» **MATERIAL PROVIDED**:
◆ ◆ ◆
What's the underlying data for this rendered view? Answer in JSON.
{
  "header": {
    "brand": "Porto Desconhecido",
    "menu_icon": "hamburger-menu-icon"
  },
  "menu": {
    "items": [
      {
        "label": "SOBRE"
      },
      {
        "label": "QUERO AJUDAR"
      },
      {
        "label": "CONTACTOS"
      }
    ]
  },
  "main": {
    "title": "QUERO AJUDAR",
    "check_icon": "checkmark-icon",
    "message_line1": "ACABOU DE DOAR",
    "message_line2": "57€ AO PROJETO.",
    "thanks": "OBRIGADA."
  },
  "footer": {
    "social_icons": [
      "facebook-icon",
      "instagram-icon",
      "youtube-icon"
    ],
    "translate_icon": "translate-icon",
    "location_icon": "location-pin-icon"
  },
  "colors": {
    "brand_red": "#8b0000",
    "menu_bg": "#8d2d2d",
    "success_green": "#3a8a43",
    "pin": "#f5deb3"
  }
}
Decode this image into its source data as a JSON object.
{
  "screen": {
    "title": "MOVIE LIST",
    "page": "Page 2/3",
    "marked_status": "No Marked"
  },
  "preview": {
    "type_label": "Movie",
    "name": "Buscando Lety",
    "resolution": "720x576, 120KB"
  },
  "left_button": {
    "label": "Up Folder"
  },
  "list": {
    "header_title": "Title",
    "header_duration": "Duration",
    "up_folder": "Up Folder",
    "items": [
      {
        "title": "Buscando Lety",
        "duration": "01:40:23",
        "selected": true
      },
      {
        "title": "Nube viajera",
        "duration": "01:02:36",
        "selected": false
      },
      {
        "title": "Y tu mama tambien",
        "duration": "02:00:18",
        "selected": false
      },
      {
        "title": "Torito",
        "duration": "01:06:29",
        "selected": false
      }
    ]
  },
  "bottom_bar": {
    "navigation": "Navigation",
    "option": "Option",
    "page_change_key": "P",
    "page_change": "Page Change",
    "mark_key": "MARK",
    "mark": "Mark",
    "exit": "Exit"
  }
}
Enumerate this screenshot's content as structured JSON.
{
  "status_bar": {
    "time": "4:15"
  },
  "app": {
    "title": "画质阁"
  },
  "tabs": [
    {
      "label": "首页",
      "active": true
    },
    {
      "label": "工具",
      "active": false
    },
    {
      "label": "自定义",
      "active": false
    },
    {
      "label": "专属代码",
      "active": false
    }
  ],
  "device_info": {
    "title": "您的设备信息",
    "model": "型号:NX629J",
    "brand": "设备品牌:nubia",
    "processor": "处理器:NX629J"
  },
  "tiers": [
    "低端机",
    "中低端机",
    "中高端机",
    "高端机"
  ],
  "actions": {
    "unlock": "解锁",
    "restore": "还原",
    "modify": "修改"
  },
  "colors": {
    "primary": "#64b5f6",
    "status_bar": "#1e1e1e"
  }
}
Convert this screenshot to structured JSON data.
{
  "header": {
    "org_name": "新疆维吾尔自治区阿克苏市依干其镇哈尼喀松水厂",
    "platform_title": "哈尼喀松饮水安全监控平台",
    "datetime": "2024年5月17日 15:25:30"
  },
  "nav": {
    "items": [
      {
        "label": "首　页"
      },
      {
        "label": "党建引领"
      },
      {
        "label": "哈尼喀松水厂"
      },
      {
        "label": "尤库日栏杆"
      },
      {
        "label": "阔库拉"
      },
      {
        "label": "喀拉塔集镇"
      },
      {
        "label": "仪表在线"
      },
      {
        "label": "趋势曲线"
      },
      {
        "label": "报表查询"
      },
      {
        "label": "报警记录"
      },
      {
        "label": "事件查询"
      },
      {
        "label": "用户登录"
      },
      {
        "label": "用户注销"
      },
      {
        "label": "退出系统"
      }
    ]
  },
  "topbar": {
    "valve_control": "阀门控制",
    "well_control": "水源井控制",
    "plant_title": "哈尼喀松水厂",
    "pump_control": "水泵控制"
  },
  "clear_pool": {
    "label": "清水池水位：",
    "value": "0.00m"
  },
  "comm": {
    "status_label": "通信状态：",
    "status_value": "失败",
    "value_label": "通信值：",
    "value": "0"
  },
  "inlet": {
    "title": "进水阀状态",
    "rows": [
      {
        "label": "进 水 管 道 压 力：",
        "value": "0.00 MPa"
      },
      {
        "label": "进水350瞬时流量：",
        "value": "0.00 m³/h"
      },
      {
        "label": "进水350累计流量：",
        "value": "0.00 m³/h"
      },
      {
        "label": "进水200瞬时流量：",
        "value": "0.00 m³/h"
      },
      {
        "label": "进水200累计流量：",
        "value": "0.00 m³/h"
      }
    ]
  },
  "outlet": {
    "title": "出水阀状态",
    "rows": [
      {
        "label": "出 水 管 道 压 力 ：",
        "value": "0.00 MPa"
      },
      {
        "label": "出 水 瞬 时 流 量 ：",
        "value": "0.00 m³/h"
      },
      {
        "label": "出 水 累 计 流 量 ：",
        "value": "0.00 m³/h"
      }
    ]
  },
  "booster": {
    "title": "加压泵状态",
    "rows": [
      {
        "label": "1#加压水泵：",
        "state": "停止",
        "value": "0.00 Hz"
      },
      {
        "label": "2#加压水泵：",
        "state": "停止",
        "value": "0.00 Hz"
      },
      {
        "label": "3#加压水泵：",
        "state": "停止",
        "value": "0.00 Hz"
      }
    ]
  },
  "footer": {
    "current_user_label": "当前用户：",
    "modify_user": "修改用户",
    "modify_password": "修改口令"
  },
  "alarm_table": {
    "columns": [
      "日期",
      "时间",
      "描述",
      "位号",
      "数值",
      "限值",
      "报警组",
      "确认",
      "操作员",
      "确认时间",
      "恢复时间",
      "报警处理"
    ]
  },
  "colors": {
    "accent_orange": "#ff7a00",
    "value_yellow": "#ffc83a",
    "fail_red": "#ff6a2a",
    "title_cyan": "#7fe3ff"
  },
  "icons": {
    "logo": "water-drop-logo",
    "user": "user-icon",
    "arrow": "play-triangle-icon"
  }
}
◆ ◆ ◆
» **EXERCISE DETAILS**:
Repeat the data precisely, reproducing every entry.

» **ANSWER TO THE EXERCISE**:
What's the underlying data for this rendered view? Answer in JSON.
{
  "header": {
    "brand": "Porto Desconhecido",
    "menu_icon": "hamburger-menu-icon"
  },
  "menu": {
    "items": [
      {
        "label": "SOBRE"
      },
      {
        "label": "QUERO AJUDAR"
      },
      {
        "label": "CONTACTOS"
      }
    ]
  },
  "main": {
    "title": "QUERO AJUDAR",
    "check_icon": "checkmark-icon",
    "message_line1": "ACABOU DE DOAR",
    "message_line2": "57€ AO PROJETO.",
    "thanks": "OBRIGADA."
  },
  "footer": {
    "social_icons": [
      "facebook-icon",
      "instagram-icon",
      "youtube-icon"
    ],
    "translate_icon": "translate-icon",
    "location_icon": "location-pin-icon"
  },
  "colors": {
    "brand_red": "#8b0000",
    "menu_bg": "#8d2d2d",
    "success_green": "#3a8a43",
    "pin": "#f5deb3"
  }
}
Decode this image into its source data as a JSON object.
{
  "screen": {
    "title": "MOVIE LIST",
    "page": "Page 2/3",
    "marked_status": "No Marked"
  },
  "preview": {
    "type_label": "Movie",
    "name": "Buscando Lety",
    "resolution": "720x576, 120KB"
  },
  "left_button": {
    "label": "Up Folder"
  },
  "list": {
    "header_title": "Title",
    "header_duration": "Duration",
    "up_folder": "Up Folder",
    "items": [
      {
        "title": "Buscando Lety",
        "duration": "01:40:23",
        "selected": true
      },
      {
        "title": "Nube viajera",
        "duration": "01:02:36",
        "selected": false
      },
      {
        "title": "Y tu mama tambien",
        "duration": "02:00:18",
        "selected": false
      },
      {
        "title": "Torito",
        "duration": "01:06:29",
        "selected": false
      }
    ]
  },
  "bottom_bar": {
    "navigation": "Navigation",
    "option": "Option",
    "page_change_key": "P",
    "page_change": "Page Change",
    "mark_key": "MARK",
    "mark": "Mark",
    "exit": "Exit"
  }
}
Enumerate this screenshot's content as structured JSON.
{
  "status_bar": {
    "time": "4:15"
  },
  "app": {
    "title": "画质阁"
  },
  "tabs": [
    {
      "label": "首页",
      "active": true
    },
    {
      "label": "工具",
      "active": false
    },
    {
      "label": "自定义",
      "active": false
    },
    {
      "label": "专属代码",
      "active": false
    }
  ],
  "device_info": {
    "title": "您的设备信息",
    "model": "型号:NX629J",
    "brand": "设备品牌:nubia",
    "processor": "处理器:NX629J"
  },
  "tiers": [
    "低端机",
    "中低端机",
    "中高端机",
    "高端机"
  ],
  "actions": {
    "unlock": "解锁",
    "restore": "还原",
    "modify": "修改"
  },
  "colors": {
    "primary": "#64b5f6",
    "status_bar": "#1e1e1e"
  }
}
Convert this screenshot to structured JSON data.
{
  "header": {
    "org_name": "新疆维吾尔自治区阿克苏市依干其镇哈尼喀松水厂",
    "platform_title": "哈尼喀松饮水安全监控平台",
    "datetime": "2024年5月17日 15:25:30"
  },
  "nav": {
    "items": [
      {
        "label": "首　页"
      },
      {
        "label": "党建引领"
      },
      {
        "label": "哈尼喀松水厂"
      },
      {
        "label": "尤库日栏杆"
      },
      {
        "label": "阔库拉"
      },
      {
        "label": "喀拉塔集镇"
      },
      {
        "label": "仪表在线"
      },
      {
        "label": "趋势曲线"
      },
      {
        "label": "报表查询"
      },
      {
        "label": "报警记录"
      },
      {
        "label": "事件查询"
      },
      {
        "label": "用户登录"
      },
      {
        "label": "用户注销"
      },
      {
        "label": "退出系统"
      }
    ]
  },
  "topbar": {
    "valve_control": "阀门控制",
    "well_control": "水源井控制",
    "plant_title": "哈尼喀松水厂",
    "pump_control": "水泵控制"
  },
  "clear_pool": {
    "label": "清水池水位：",
    "value": "0.00m"
  },
  "comm": {
    "status_label": "通信状态：",
    "status_value": "失败",
    "value_label": "通信值：",
    "value": "0"
  },
  "inlet": {
    "title": "进水阀状态",
    "rows": [
      {
        "label": "进 水 管 道 压 力：",
        "value": "0.00 MPa"
      },
      {
        "label": "进水350瞬时流量：",
        "value": "0.00 m³/h"
      },
      {
        "label": "进水350累计流量：",
        "value": "0.00 m³/h"
      },
      {
        "label": "进水200瞬时流量：",
        "value": "0.00 m³/h"
      },
      {
        "label": "进水200累计流量：",
        "value": "0.00 m³/h"
      }
    ]
  },
  "outlet": {
    "title": "出水阀状态",
    "rows": [
      {
        "label": "出 水 管 道 压 力 ：",
        "value": "0.00 MPa"
      },
      {
        "label": "出 水 瞬 时 流 量 ：",
        "value": "0.00 m³/h"
      },
      {
        "label": "出 水 累 计 流 量 ：",
        "value": "0.00 m³/h"
      }
    ]
  },
  "booster": {
    "title": "加压泵状态",
    "rows": [
      {
        "label": "1#加压水泵：",
        "state": "停止",
        "value": "0.00 Hz"
      },
      {
        "label": "2#加压水泵：",
        "state": "停止",
        "value": "0.00 Hz"
      },
      {
        "label": "3#加压水泵：",
        "state": "停止",
        "value": "0.00 Hz"
      }
    ]
  },
  "footer": {
    "current_user_label": "当前用户：",
    "modify_user": "修改用户",
    "modify_password": "修改口令"
  },
  "alarm_table": {
    "columns": [
      "日期",
      "时间",
      "描述",
      "位号",
      "数值",
      "限值",
      "报警组",
      "确认",
      "操作员",
      "确认时间",
      "恢复时间",
      "报警处理"
    ]
  },
  "colors": {
    "accent_orange": "#ff7a00",
    "value_yellow": "#ffc83a",
    "fail_red": "#ff6a2a",
    "title_cyan": "#7fe3ff"
  },
  "icons": {
    "logo": "water-drop-logo",
    "user": "user-icon",
    "arrow": "play-triangle-icon"
  }
}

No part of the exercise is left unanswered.